# Список заданий:
1. Выведите из текста о возвращении в Навлю без изменений всё, начиная со слов «На одном из» и вниз до слов «было наше имущество.».
2. Пожалуйста, определите, согласуется ли с текстом о возвращении в Навлю каждое утверждение: (a) печки на пожарищах в Навле были холодными; (b) кусок немецкой плац-палатки хранится до сих пор; (c) немецкая оккупация длилась пять лет. Для каждого ответьте «да» или «нет» и приведите точные слова текста, которые это решают.

А вот, как добрались до Навли, не очень хорошо помню. Ехали на каких-то попутных машинах. В Навле — пожарища. Идешь по улице (улиц не было тоже, не знаю, как сказать), стоит печка, закрыта заслонкой. Можно отодвинуть заслонку и увидеть, что в печке — чугунок. И печка теплая. Значит, у нее есть хозяин.

Многие, наверное, видели пожарища — то, что остается от деревянного дома после пожара: угли и головешки. Но здесь было по-другому, невиданно: за несколько месяцев пожарища успели зарасти бурьяном. Совершенно особое растение — символ горя и запустения… Людей попадалось мало, скота вообще не было. Я помню, что Трояновы из Ивойтенок привезли крошечного поросенка, и я тогда была уверена, что это единственный поросенок на весь наш район.

На одном из пожарищ мы нашли полусплющенный чугунок (представляете себе, что это такое?), а еще в Ивойтенках мой брат нашел на поле после боя большой немецкий нож, тяжелую, толстенную глиняную кружку, тоже немецкую, и немецкую же пеструю плац-палатку треугольной формы. Кусок этой палатки и сейчас хранится у меня. Это было наше имущество.

Мы пришли в тот дом, где жили до войны. Сейчас на его месте стоит серый двухэтажный дом за кинотеатром, ближе к Лесохиму. Однажды в эту же осень я пошла с ведром за водой «на низ», то есть к станции, там был колодец. И вдруг меня охватило чувство свободы — вечер, темно, я иду одна и никого не боюсь. Это было такое ликование в душе, что запомнилось на всю жизнь. Иду, и мне уже не надо бояться. Не страшно!

9 мая 1945 года, праздник Победы. Да, праздник, и его нельзя было не почувствовать. Прекрасный праздник, не простой, а Праздник Победы… Но именно в этот день я глубоко почувствовала, что я — сирота. И плакала навзрыд весь день.

Подводя итог, я вижу, какое огромное зло подняла война из глубин жизни. Но и добро тоже открылось, не знаю, чего было больше, но добро победило. Сколько добрых людей встретилось за эти два года! Незнакомые люди спасали нас от смерти, сами, рискуя своею жизнью и жизнью своих близких, принимали нас под свой кров и кормили, и опекали. Что мы можем сделать для них? Молиться. За живых — об их здравии, за умерших — об упокоении их душ. Моя мама после войны всегда старалась приютить разных неприкаянных людей, тех, кому негде жить или просто негде остановиться на несколько дней. Ни о какой плате и речи не могло быть. Можно ли забыть, как нас принимали люди…

А для себя лично я могу теперь сказать с определенностью, что тот жизненный опыт, который я приобрела за эти два страшные года немецкой оккупации, очень многое определили в моей дальнейшей судьбе, если не сказать, что все. Со многим я столкнулась впервые, многое увидела впервые… Да, много прошло времени, и вот теперь я вижу, что почти все в жизни подсознательно соотношу с этим опытом своего детства, хотя тогда мне не было и десяти лет.

# Предоставленные данные:
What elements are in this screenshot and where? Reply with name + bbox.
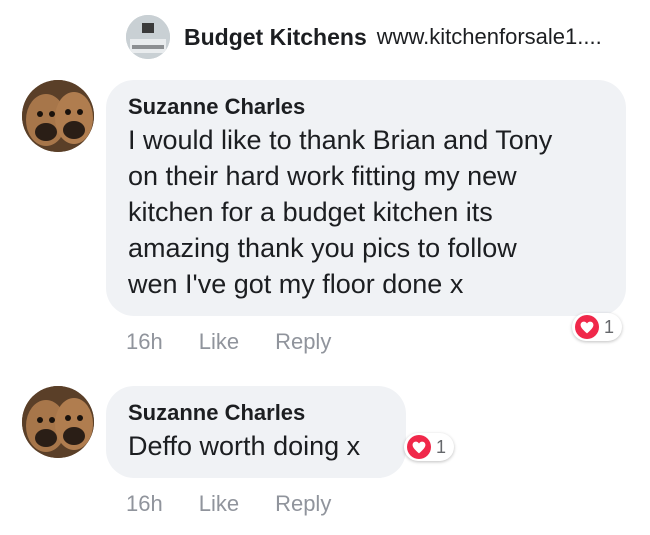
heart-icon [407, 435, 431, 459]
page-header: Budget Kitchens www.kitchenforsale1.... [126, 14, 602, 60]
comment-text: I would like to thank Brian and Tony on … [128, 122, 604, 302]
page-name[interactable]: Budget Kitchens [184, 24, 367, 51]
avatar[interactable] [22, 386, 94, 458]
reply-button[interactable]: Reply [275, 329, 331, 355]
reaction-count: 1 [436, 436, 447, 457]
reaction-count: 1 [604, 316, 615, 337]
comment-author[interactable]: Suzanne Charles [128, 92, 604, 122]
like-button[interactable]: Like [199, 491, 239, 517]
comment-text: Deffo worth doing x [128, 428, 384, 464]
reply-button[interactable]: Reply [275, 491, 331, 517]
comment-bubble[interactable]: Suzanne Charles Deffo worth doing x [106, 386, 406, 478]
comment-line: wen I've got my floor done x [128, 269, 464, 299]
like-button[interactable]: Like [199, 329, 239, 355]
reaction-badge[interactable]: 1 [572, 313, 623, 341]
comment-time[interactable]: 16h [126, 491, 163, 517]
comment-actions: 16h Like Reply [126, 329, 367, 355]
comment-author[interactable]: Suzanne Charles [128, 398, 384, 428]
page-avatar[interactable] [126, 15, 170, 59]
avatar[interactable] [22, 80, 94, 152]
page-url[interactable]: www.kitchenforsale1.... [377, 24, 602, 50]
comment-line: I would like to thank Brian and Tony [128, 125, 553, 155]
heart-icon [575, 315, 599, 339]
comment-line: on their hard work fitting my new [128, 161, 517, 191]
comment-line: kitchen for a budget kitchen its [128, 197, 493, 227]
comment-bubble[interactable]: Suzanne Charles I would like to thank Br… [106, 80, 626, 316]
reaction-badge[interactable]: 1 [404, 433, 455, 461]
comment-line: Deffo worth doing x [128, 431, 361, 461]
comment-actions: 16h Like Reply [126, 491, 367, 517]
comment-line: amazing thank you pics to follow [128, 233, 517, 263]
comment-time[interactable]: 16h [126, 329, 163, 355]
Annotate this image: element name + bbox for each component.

# Ответы к задачам:
1.
На одном из пожарищ мы нашли полусплющенный чугунок (представляете себе, что это такое?), а еще в Ивойтенках мой брат нашел на поле после боя большой немецкий нож, тяжелую, толстенную глиняную кружку, тоже немецкую, и немецкую же пеструю плац-палатку треугольной формы. Кусок этой палатки и сейчас хранится у меня. Это было наше имущество.

2.
(a) Нет: «И печка теплая».
(b) Да: «Кусок этой палатки и сейчас хранится у меня».
(c) Нет: «за эти два страшные года немецкой оккупации».